**EXERCISE AIM:**
Answer these questions from the Form 8-K text below, one line each:
(a) What telephone number is given for the registrant?
(b) Up to what dollar amount of common stock may the Company sell through Maxim?
(c) On what date did the SEC declare the Form S-3 Registration Statement effective?

**TEXT BLOCK:**

Attached files

file filename
EX-99.1 - EXHIBIT 99.1 - Avalo Therapeutics, Inc.exh991atmpressreleasefinal.htm
EX-10.1 - EXHIBIT 10.1 - Avalo Therapeutics, Inc.exh101equitydistributionag.htm
EX-5.1 - EXHIBIT 5.1 - Avalo Therapeutics, Inc.exh051cooleyopinion1.htm
 

UNITED STATES
SECURITIES AND EXCHANGE COMMISSION
WASHINGTON, D.C. 20549
 

FORM 8-K
 

CURRENT REPORT
Pursuant to Section 13 or 15(d) of
the Securities Exchange Act of 1934
Date of Report (Date of earliest event reported): January 27, 2017
 


Cerecor Inc.
(Exact name of Registrant as Specified in Its Charter)
 

 
 
 
 
 
 
Delaware
 
001-37590
 
45-0705648
(State or Other Jurisdiction
of Incorporation)
 
(Commission
File Number)
 
(IRS Employer Identification No.)
400 E. Pratt Street
Suite 606
Baltimore, Maryland
 
21202
(Address of Principal Executive Offices)
 
(Zip Code)
Registrant’s Telephone Number, Including Area Code: (410) 522-8707
Not Applicable
(Former Name or Former Address, if Changed Since Last Report)
 

Check the appropriate box below if the Form 8-K filing is intended to simultaneously satisfy the filing obligation of the registrant under any of the following provisions (see General Instructions A.2. below):
¨
Written communications pursuant to Rule 425 under the Securities Act (17 CFR 230.425)
¨
Soliciting material pursuant to Rule 14a-12 under the Exchange Act (17 CFR 240.14a-12)
¨
Pre-commencement communications pursuant to Rule 14d-2(b) under the Exchange Act (17 CFR 240.14d-2(b))
¨
Pre-commencement communications pursuant to Rule 13e-4(c) under the Exchange Act (17 CFR 240.13e-4(c))
 





Item 1.01.
Entry into a Material Definitive Agreement.

On January 27, 2017, Cerecor Inc. (the “Company”) entered into an Equity Distribution Agreement (the "Distribution Agreement") with Maxim Group LLC, as sales agent ("Maxim"), pursuant to which the Company may offer and sell, from time to time, through Maxim (the "Offering"), up to $12,075,338 in shares of its common stock (the "Shares"), par value $0.001 per share. Any shares offered and sold in the Offering will be issued pursuant to the Company's Registration Statement on Form S-3 declared effective by the Securities and Exchange Commission (the "SEC") on December 7, 2016, the prospectus and the prospectus supplement relating to the Offering that forms a part of the Form S-3.

Subject to the terms and conditions of the Distribution Agreement, Maxim will use its commercially reasonable efforts to sell the Shares from time to time, based on the Company's instructions. Under the Distribution Agreement, Maxim may sell the Shares by any method permitted by law deemed to be an "at-the-market" offering as defined in Rule 415 promulgated under the Securities Act of 1933, as amended (the "Securities Act"), including, without limitation, sales made directly on the Nasdaq Capital Market.

**DATA RECORDS:**

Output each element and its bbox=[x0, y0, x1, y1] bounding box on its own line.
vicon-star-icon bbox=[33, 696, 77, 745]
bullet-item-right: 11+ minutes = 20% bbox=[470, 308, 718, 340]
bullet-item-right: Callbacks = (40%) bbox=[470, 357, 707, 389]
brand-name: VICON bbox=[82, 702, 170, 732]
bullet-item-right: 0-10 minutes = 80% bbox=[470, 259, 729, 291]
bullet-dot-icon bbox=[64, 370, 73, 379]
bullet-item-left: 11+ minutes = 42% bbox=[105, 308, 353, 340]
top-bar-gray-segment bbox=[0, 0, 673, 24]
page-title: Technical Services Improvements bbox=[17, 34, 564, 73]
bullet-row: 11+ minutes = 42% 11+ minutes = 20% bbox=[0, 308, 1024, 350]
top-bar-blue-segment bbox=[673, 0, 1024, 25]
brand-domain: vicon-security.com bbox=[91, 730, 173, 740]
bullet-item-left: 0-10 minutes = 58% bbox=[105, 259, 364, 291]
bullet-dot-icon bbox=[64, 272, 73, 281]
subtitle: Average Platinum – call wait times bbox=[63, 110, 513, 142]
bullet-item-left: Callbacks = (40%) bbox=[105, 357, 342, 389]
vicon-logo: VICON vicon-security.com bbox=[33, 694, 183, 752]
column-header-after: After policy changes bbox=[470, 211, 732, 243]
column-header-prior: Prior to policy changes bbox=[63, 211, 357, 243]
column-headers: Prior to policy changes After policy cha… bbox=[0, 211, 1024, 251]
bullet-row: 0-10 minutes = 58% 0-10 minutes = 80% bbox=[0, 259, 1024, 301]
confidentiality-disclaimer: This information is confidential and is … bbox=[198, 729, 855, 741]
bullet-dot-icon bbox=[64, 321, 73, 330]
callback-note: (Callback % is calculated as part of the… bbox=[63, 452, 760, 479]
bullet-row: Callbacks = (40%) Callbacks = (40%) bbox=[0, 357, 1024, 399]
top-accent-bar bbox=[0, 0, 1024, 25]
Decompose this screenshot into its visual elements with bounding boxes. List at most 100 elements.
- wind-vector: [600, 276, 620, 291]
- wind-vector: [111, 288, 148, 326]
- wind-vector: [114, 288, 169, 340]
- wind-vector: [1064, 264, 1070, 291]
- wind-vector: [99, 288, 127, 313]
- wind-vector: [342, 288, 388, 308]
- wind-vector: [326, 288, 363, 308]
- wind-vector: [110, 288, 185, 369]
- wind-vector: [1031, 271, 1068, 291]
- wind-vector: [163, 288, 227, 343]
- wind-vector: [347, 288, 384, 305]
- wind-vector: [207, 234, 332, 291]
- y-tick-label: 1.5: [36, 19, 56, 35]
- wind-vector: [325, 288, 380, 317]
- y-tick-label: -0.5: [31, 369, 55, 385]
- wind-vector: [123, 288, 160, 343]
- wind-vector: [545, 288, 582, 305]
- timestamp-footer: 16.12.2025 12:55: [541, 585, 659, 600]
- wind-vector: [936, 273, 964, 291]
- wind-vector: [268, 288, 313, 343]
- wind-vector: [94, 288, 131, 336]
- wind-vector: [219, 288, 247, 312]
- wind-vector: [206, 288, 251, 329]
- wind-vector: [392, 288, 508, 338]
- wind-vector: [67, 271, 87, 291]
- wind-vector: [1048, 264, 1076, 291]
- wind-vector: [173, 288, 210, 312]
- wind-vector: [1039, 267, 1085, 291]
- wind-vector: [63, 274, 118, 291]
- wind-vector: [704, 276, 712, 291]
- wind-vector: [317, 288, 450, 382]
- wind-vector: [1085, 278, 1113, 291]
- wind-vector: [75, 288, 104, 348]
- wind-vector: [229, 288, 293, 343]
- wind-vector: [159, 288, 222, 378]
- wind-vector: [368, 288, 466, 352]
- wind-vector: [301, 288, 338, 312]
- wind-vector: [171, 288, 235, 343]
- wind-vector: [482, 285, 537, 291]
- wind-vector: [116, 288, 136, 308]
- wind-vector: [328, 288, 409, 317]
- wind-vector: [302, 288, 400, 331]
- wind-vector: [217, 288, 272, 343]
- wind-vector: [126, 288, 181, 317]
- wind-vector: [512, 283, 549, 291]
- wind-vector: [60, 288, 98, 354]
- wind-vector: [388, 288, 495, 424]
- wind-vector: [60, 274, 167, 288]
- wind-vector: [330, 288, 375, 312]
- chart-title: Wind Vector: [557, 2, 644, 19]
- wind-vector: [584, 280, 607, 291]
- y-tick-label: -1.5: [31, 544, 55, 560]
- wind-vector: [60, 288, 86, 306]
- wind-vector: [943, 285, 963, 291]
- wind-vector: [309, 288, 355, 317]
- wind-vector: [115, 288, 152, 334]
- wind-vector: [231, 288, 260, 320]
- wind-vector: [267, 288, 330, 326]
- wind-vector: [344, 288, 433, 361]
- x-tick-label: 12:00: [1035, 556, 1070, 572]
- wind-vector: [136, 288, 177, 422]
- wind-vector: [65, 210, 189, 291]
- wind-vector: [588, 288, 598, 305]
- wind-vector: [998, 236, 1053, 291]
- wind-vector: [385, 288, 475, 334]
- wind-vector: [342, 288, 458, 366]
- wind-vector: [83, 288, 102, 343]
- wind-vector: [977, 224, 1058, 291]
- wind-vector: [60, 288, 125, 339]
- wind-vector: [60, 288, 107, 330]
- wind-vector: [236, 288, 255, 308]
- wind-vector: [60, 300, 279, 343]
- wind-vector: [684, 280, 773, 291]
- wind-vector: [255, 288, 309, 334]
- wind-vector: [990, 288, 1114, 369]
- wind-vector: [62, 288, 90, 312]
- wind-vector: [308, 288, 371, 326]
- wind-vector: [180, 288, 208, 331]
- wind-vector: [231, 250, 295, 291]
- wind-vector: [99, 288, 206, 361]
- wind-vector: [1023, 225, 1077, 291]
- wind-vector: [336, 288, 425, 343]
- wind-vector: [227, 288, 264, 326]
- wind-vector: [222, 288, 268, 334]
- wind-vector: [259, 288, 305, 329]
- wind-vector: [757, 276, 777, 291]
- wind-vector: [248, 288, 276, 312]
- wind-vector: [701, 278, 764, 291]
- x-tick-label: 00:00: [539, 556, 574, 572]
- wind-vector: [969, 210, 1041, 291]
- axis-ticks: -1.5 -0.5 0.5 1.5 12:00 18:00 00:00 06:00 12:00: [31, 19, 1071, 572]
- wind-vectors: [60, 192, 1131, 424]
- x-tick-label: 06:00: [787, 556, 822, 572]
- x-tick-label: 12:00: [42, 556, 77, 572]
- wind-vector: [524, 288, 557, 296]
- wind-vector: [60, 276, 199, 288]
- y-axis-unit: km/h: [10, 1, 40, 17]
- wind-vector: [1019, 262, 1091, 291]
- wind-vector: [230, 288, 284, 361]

**EXPECTED ANSWER:**
(a) (410) 522-8707
(b) $12,075,338
(c) December 7, 2016